Figure content listings
** BEGIN **

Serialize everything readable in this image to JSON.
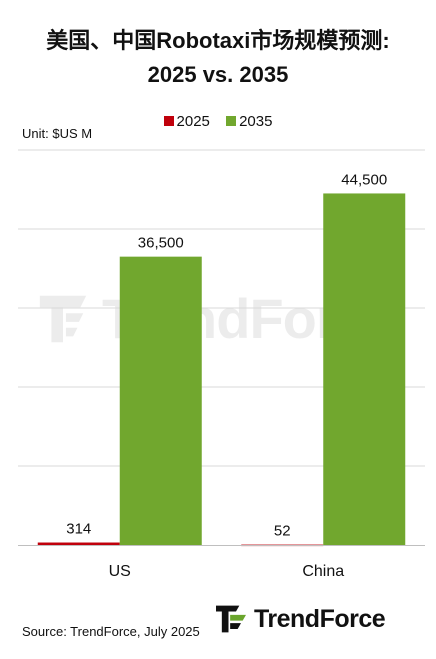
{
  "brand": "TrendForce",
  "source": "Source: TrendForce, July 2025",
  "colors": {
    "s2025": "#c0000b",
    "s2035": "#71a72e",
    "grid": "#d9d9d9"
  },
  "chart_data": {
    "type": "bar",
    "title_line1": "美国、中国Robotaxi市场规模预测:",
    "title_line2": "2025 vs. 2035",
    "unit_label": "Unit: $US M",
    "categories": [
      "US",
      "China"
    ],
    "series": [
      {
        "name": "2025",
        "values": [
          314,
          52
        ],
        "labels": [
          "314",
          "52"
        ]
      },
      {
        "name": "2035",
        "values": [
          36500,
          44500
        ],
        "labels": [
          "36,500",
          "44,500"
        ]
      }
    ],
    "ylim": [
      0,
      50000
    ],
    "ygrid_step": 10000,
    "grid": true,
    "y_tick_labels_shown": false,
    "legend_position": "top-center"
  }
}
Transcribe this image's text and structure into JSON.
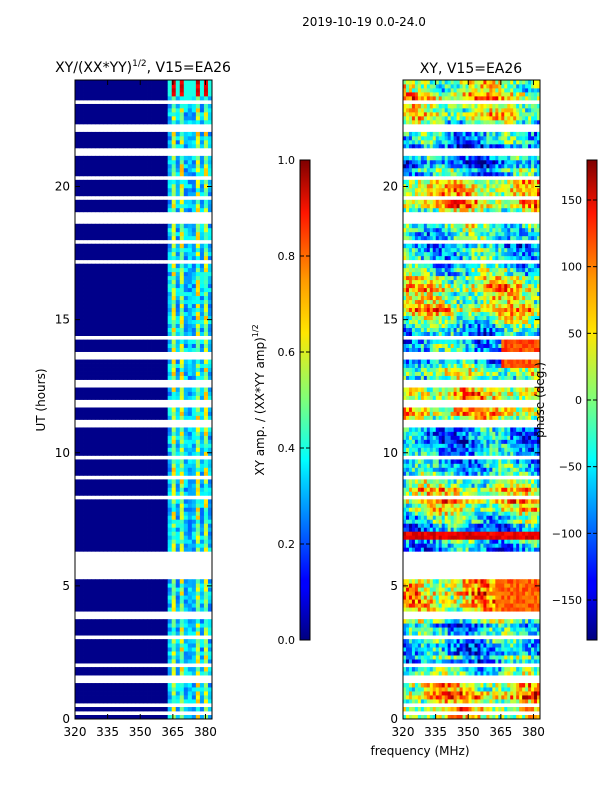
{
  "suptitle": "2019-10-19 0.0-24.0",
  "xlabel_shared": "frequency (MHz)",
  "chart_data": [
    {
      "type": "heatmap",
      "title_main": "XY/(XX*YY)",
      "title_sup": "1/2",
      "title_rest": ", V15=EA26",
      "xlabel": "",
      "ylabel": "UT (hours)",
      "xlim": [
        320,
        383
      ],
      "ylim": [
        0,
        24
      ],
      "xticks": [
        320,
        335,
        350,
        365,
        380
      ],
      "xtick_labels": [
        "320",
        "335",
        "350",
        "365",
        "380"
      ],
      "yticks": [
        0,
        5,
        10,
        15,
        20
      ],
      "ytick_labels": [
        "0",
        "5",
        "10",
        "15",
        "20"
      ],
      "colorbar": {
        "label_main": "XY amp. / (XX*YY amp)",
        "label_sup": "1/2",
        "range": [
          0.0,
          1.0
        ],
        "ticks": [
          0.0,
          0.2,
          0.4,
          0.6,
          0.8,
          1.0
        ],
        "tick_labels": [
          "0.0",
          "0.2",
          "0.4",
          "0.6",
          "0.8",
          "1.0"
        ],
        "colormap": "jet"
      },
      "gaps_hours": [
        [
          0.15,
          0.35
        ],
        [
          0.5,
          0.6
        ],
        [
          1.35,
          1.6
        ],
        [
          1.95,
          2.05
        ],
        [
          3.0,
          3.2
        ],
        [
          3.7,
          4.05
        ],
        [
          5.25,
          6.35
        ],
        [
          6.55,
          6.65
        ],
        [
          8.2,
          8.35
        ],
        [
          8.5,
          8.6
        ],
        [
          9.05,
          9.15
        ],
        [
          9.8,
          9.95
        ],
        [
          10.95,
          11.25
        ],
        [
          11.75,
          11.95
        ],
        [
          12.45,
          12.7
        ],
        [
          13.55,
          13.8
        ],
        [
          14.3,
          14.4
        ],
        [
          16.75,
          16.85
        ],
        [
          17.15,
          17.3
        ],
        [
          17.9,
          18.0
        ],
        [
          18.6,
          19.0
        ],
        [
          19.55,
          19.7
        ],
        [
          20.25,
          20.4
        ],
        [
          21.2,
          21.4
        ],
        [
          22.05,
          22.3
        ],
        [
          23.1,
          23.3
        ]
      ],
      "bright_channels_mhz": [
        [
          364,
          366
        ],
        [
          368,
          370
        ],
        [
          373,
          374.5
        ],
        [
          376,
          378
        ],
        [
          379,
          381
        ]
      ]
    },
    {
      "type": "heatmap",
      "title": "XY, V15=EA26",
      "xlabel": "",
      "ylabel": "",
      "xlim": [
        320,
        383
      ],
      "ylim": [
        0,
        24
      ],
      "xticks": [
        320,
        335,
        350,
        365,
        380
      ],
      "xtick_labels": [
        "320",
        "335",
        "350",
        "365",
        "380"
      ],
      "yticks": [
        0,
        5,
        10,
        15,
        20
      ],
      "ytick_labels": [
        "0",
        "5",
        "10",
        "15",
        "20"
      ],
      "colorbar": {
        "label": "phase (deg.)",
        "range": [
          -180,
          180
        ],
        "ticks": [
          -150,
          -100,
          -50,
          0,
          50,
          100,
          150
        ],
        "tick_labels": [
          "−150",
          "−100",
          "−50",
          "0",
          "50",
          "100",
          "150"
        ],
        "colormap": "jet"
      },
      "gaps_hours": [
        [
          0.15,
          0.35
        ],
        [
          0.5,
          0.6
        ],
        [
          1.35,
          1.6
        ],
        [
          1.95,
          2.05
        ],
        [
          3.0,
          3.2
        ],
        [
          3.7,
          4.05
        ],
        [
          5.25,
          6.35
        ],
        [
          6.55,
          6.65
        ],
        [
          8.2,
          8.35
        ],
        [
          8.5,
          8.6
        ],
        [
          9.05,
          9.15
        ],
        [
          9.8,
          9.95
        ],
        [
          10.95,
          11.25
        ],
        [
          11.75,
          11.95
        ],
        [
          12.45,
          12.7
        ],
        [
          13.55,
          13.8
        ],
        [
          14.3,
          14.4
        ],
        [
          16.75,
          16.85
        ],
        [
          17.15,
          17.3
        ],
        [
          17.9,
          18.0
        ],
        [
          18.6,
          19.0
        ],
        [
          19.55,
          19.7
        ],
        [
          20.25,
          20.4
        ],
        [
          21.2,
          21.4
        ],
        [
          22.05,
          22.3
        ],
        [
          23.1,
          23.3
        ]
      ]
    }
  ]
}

** END **
** BEGIN **

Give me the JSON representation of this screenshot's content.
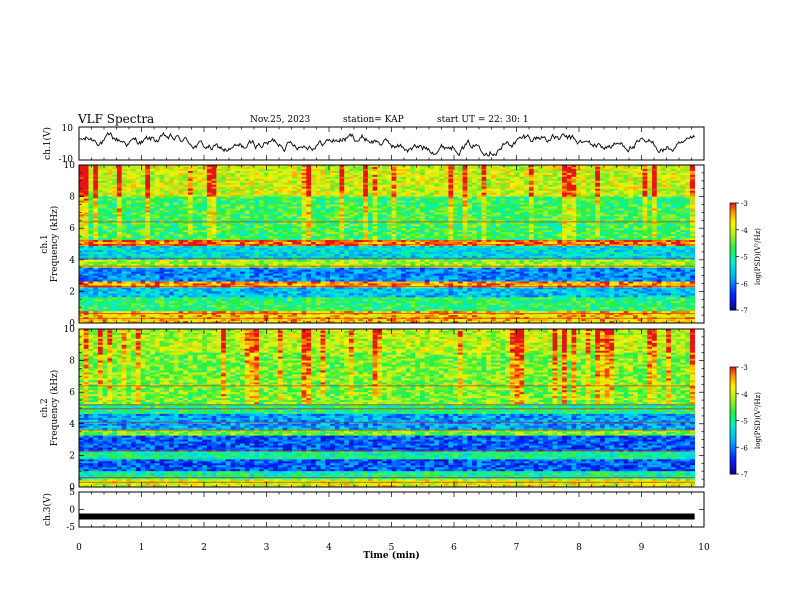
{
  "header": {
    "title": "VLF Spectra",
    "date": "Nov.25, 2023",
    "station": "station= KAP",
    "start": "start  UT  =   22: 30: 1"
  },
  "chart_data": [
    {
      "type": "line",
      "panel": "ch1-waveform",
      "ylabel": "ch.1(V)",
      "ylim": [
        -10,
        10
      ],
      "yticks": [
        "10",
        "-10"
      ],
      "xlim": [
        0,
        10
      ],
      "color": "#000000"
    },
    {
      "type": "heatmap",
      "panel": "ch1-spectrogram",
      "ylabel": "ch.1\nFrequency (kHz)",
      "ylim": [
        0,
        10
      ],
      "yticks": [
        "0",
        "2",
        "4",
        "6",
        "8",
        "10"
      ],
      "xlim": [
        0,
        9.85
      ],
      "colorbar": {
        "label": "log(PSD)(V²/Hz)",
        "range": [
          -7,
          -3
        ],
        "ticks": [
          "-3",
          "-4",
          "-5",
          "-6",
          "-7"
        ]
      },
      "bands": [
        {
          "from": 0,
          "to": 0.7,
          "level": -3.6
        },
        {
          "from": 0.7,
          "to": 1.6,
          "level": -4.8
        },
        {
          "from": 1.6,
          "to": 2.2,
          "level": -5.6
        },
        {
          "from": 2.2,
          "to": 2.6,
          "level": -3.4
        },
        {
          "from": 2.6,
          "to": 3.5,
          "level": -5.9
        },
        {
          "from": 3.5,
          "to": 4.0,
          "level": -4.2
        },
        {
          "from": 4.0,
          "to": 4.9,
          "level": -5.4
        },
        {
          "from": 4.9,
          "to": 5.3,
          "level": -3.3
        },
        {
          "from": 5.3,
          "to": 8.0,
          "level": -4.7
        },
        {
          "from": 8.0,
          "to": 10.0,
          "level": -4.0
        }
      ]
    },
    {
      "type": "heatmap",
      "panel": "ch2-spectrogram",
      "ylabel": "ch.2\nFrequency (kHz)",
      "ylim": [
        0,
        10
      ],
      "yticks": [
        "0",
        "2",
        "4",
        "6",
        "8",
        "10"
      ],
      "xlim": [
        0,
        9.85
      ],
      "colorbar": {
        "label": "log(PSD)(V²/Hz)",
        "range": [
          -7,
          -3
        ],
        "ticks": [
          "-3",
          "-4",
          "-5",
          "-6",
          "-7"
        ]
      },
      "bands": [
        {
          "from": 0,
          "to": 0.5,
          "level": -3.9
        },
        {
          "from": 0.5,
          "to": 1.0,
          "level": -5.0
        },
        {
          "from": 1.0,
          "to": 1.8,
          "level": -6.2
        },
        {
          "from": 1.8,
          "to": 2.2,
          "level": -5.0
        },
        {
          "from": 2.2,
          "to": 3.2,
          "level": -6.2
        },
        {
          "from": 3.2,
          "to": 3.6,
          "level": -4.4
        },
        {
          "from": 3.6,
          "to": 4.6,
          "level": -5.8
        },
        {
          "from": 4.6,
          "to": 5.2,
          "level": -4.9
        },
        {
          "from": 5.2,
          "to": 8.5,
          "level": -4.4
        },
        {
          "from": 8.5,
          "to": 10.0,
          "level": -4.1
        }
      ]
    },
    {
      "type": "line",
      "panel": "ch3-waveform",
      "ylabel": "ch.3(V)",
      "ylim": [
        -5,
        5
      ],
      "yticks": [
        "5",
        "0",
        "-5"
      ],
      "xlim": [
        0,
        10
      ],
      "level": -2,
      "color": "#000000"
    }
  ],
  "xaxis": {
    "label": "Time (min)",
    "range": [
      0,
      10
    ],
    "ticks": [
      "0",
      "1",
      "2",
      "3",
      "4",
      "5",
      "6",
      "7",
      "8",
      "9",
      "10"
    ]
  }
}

** END **

**DO THIS**
Every line that holds the word "waveform" counts once; state the total number of such lines and nothing else.

**ANSWER TO THE EXERCISE**
2